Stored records
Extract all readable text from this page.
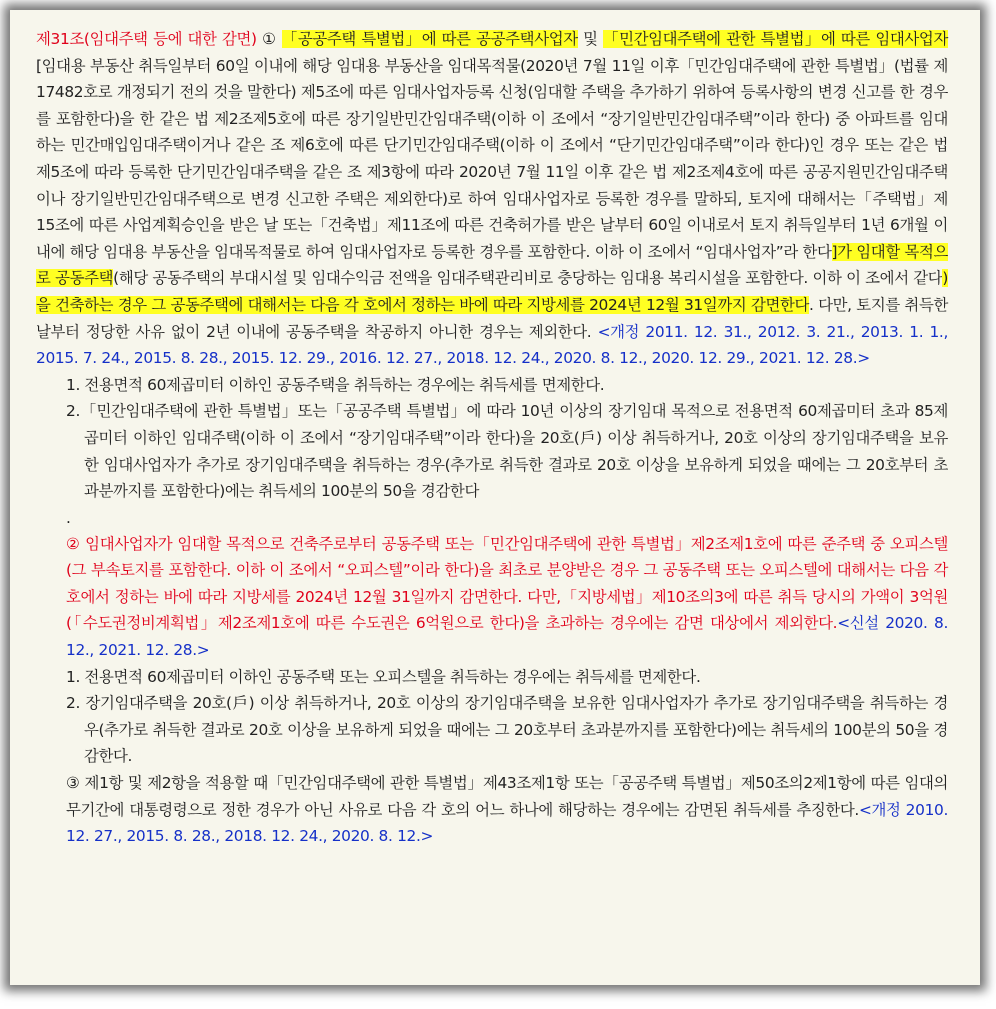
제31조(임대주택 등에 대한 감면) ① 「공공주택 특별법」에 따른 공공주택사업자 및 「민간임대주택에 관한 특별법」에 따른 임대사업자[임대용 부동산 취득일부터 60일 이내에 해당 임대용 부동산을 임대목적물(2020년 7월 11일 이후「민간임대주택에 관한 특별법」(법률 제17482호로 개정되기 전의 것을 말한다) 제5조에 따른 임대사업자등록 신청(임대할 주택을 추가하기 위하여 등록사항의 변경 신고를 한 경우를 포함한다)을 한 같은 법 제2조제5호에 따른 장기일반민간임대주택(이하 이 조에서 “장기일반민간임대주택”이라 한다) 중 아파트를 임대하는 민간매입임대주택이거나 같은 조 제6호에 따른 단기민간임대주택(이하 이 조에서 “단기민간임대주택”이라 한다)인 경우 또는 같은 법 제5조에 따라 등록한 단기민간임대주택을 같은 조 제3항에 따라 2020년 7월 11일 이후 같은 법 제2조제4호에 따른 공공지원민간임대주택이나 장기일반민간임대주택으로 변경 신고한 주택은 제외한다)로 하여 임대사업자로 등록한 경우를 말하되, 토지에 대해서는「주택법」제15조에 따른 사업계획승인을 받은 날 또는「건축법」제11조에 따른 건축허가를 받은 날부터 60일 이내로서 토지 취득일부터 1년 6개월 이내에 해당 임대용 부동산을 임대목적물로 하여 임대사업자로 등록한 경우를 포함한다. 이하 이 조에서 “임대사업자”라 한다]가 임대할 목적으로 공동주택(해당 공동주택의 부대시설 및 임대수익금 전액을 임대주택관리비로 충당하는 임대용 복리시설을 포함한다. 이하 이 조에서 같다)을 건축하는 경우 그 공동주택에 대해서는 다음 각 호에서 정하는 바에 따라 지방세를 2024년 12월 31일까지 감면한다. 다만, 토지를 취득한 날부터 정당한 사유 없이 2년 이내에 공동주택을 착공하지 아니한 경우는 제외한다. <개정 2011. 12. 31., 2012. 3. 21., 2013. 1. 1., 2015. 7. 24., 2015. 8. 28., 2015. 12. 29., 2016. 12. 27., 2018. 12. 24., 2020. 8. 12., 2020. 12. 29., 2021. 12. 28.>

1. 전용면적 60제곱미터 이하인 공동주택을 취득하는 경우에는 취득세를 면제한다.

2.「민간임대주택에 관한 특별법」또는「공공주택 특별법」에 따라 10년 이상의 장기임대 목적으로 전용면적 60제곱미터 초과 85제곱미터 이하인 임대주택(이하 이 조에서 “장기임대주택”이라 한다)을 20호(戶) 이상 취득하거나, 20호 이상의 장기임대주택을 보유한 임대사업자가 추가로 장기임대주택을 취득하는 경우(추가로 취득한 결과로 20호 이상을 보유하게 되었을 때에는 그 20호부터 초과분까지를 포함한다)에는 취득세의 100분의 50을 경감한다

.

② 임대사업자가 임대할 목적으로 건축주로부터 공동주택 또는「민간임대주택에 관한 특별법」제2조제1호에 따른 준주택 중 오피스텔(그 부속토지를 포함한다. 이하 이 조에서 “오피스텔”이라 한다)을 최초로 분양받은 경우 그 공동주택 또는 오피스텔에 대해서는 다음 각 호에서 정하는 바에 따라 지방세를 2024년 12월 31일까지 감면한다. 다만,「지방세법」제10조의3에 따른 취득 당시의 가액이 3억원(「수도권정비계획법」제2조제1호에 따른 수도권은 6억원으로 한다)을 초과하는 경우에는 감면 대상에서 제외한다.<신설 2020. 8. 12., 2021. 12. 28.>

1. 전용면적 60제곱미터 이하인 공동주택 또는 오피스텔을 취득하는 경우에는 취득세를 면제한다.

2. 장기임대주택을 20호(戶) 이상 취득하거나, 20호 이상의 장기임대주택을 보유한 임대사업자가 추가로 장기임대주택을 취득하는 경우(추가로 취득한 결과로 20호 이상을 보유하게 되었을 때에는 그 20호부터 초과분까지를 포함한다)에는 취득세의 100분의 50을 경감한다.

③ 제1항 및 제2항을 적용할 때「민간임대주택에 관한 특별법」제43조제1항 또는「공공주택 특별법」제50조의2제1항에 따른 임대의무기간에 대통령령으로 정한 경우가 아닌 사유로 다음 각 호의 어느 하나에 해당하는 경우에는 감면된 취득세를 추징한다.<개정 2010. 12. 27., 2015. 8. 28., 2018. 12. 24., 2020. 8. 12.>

==

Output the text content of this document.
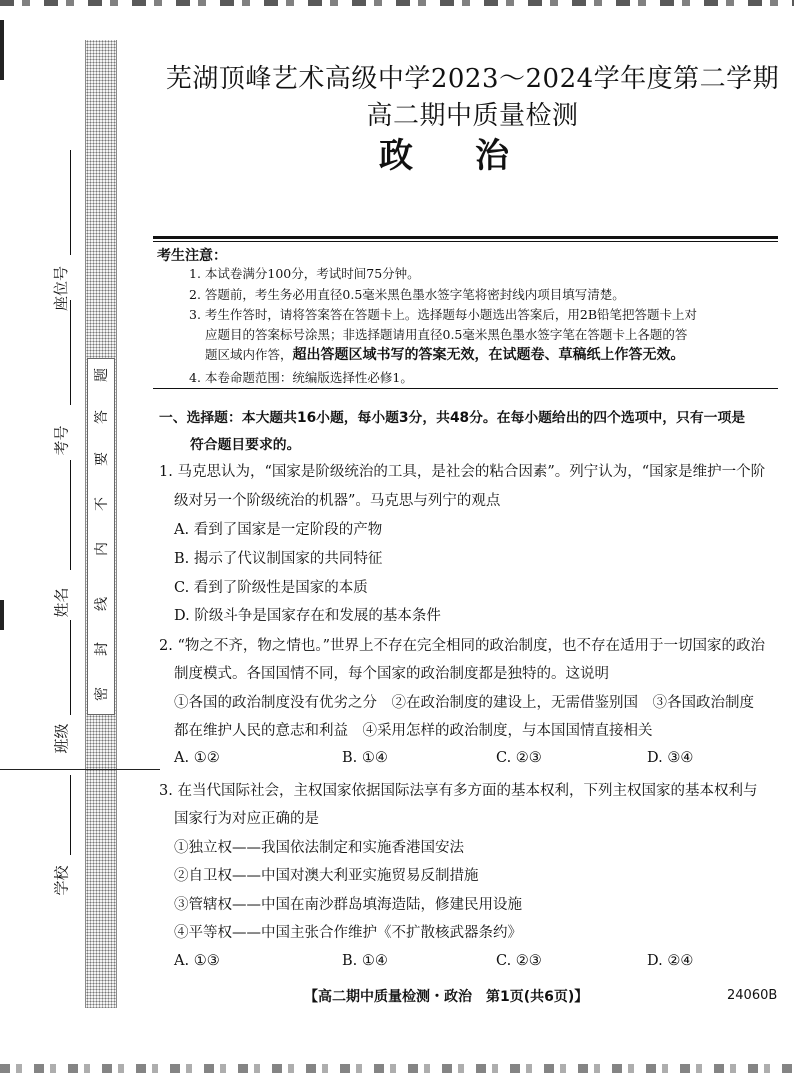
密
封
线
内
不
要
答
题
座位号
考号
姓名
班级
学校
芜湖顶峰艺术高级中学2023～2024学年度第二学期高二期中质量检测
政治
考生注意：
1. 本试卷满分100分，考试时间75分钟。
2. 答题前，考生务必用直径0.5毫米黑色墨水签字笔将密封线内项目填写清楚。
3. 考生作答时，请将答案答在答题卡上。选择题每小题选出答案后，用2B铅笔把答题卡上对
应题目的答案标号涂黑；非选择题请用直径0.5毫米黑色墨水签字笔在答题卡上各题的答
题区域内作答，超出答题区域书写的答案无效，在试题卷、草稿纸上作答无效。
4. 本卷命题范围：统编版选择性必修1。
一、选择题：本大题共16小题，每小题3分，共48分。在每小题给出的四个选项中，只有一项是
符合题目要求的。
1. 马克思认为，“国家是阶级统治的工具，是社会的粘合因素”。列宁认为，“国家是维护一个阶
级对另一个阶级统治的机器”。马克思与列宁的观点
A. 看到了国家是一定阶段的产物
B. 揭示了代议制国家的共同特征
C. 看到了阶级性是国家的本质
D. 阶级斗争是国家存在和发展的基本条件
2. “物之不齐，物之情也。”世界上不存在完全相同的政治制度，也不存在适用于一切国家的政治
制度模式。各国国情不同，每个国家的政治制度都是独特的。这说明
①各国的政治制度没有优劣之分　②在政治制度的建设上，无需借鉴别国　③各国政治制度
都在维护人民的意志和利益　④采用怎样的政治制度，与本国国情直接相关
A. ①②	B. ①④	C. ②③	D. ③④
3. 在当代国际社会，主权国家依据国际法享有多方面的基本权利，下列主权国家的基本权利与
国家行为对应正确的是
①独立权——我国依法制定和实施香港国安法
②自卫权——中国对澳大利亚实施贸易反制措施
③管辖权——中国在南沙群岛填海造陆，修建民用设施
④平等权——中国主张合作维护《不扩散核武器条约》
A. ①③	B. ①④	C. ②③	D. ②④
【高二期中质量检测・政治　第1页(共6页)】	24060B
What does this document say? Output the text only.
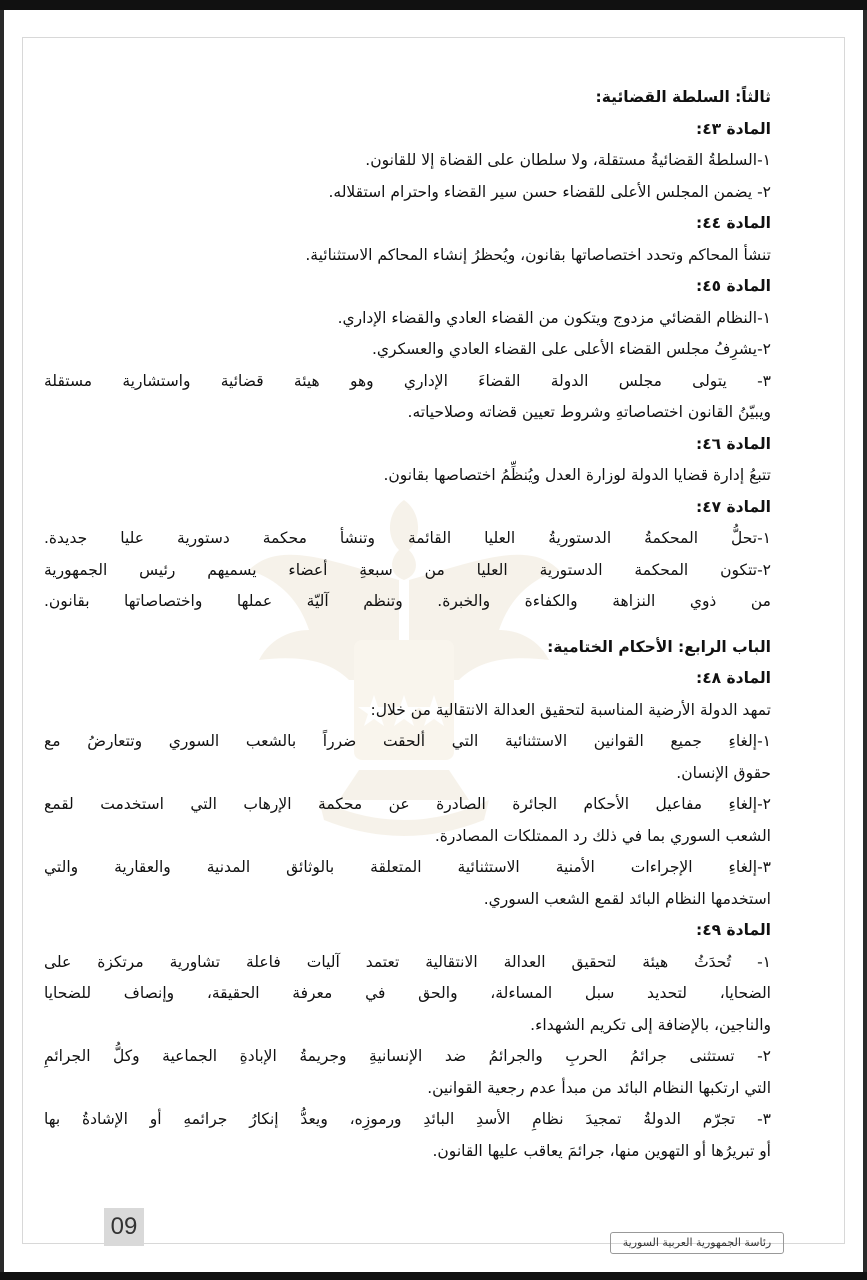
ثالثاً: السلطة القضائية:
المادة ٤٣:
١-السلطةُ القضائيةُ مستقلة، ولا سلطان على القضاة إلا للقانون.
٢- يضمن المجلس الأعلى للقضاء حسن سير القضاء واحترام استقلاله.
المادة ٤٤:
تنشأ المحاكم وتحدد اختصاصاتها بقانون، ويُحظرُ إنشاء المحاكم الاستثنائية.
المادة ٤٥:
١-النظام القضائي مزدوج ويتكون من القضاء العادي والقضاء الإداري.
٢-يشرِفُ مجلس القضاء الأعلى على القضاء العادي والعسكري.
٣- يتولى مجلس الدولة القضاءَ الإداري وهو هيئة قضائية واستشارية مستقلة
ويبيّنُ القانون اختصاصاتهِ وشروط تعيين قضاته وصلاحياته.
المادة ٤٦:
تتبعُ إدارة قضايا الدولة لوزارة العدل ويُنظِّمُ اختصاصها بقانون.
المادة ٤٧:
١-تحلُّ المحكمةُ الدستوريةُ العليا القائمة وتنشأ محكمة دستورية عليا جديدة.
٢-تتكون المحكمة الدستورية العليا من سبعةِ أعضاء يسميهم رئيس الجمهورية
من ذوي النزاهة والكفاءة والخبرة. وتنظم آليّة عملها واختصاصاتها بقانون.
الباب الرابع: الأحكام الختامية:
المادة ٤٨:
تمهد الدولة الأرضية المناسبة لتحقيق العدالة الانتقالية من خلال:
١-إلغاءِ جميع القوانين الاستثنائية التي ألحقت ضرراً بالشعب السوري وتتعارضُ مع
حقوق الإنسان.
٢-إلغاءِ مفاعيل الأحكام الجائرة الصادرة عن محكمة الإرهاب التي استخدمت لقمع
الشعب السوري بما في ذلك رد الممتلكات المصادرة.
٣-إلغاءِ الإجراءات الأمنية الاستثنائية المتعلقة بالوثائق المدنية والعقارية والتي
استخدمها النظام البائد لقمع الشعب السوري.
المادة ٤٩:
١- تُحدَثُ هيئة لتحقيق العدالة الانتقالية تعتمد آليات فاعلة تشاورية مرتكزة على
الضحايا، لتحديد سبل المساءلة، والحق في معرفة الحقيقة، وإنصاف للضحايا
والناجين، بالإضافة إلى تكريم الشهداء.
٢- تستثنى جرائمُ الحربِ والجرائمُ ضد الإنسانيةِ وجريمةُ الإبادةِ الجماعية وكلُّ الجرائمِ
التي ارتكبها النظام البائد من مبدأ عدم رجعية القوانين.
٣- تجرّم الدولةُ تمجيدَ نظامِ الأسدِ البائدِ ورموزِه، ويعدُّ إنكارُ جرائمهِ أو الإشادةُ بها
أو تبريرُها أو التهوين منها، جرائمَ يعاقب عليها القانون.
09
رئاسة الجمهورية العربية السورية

==

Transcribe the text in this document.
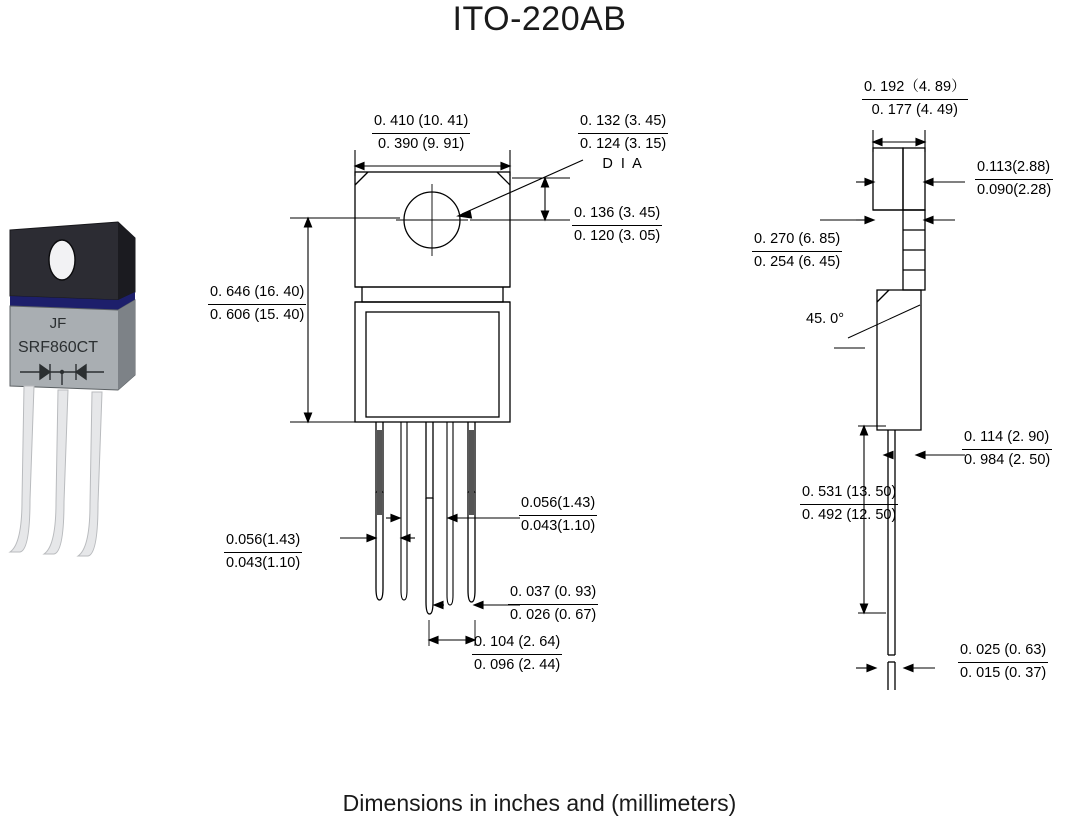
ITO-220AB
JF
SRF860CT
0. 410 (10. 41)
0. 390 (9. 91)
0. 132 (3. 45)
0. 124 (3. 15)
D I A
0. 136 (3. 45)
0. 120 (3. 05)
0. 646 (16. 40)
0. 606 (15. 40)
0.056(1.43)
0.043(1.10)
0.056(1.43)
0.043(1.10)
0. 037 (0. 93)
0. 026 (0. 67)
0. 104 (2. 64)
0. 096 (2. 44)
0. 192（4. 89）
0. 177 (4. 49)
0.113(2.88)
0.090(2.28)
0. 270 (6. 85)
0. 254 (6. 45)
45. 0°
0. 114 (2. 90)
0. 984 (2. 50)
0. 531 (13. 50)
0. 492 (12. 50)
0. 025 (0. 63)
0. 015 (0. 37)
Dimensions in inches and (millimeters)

WHAT YOU ARE ASKED TO DO =>
Scan the listing above and identify each line holding the string "المحكمة"; copy every such line.

SOLUTION BELOW =>
١-تحلُّ المحكمةُ الدستوريةُ العليا القائمة وتنشأ محكمة دستورية عليا جديدة.
٢-تتكون المحكمة الدستورية العليا من سبعةِ أعضاء يسميهم رئيس الجمهورية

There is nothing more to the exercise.